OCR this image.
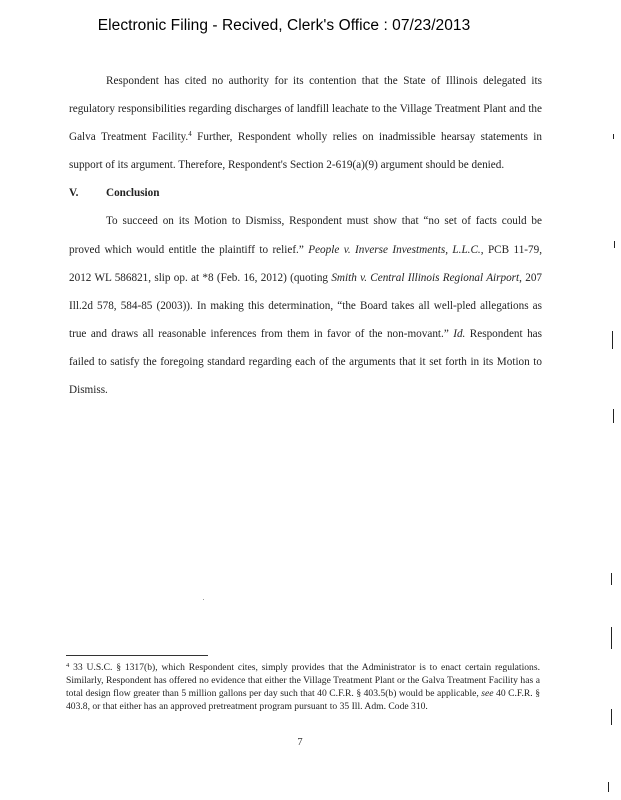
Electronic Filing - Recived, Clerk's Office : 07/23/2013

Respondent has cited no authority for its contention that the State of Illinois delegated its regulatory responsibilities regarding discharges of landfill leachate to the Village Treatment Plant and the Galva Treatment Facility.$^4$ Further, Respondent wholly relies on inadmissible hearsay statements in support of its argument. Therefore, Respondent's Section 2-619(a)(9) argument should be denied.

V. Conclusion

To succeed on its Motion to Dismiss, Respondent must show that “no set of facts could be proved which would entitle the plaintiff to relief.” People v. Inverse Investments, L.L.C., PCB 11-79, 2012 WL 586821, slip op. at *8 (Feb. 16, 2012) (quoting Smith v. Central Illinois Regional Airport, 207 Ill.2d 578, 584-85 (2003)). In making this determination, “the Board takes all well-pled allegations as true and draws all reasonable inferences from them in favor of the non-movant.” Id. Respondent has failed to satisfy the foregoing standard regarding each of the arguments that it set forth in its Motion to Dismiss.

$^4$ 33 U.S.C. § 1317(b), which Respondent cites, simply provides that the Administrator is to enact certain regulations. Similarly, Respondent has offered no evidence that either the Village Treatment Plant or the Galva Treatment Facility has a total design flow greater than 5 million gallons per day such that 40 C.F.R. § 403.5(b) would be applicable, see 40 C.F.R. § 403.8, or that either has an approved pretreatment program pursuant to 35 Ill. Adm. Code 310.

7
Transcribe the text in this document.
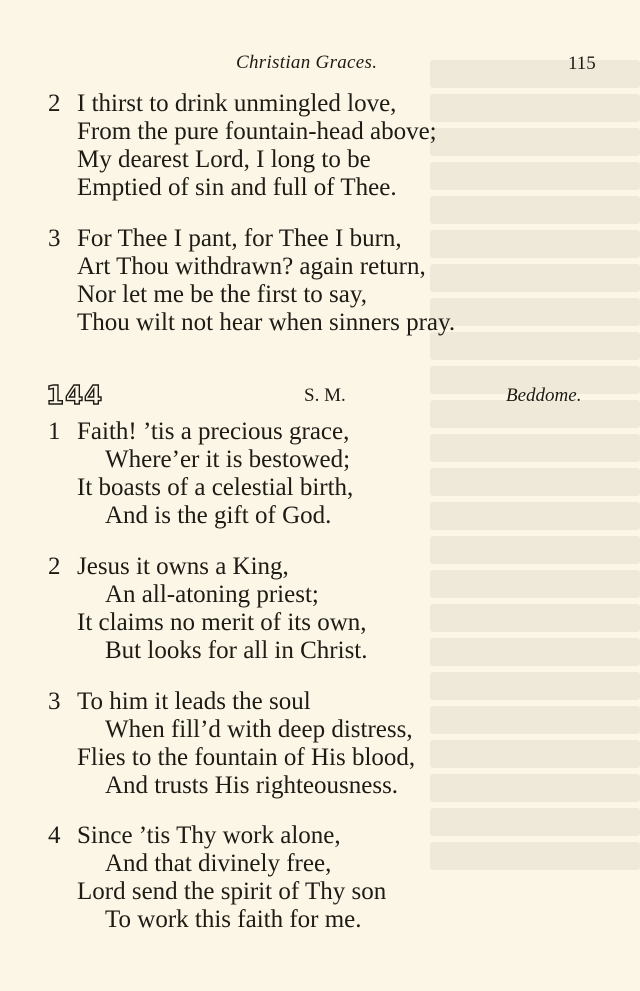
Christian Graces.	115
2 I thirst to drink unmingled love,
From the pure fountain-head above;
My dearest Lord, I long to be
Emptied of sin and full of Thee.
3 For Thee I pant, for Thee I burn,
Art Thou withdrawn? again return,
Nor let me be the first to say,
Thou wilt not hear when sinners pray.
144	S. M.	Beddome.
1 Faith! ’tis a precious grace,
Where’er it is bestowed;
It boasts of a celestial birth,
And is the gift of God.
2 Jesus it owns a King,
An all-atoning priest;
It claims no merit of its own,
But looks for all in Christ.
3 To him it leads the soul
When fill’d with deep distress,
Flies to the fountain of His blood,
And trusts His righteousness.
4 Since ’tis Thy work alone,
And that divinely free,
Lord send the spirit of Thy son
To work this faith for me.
---
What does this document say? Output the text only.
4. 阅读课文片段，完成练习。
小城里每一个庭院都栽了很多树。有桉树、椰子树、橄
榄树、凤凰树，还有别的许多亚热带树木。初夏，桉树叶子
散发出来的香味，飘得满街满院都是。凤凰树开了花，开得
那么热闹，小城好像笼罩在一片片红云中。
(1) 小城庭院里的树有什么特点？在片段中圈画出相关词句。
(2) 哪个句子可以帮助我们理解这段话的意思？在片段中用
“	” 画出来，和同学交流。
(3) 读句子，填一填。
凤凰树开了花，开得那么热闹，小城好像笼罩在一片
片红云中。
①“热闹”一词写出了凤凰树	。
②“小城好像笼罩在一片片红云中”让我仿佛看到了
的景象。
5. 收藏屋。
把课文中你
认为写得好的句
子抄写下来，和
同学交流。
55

_What is asked:_ Going through the data above, count the lines where the string "Lord" appears, and answer with only that number.

_Solution for this task:_ 2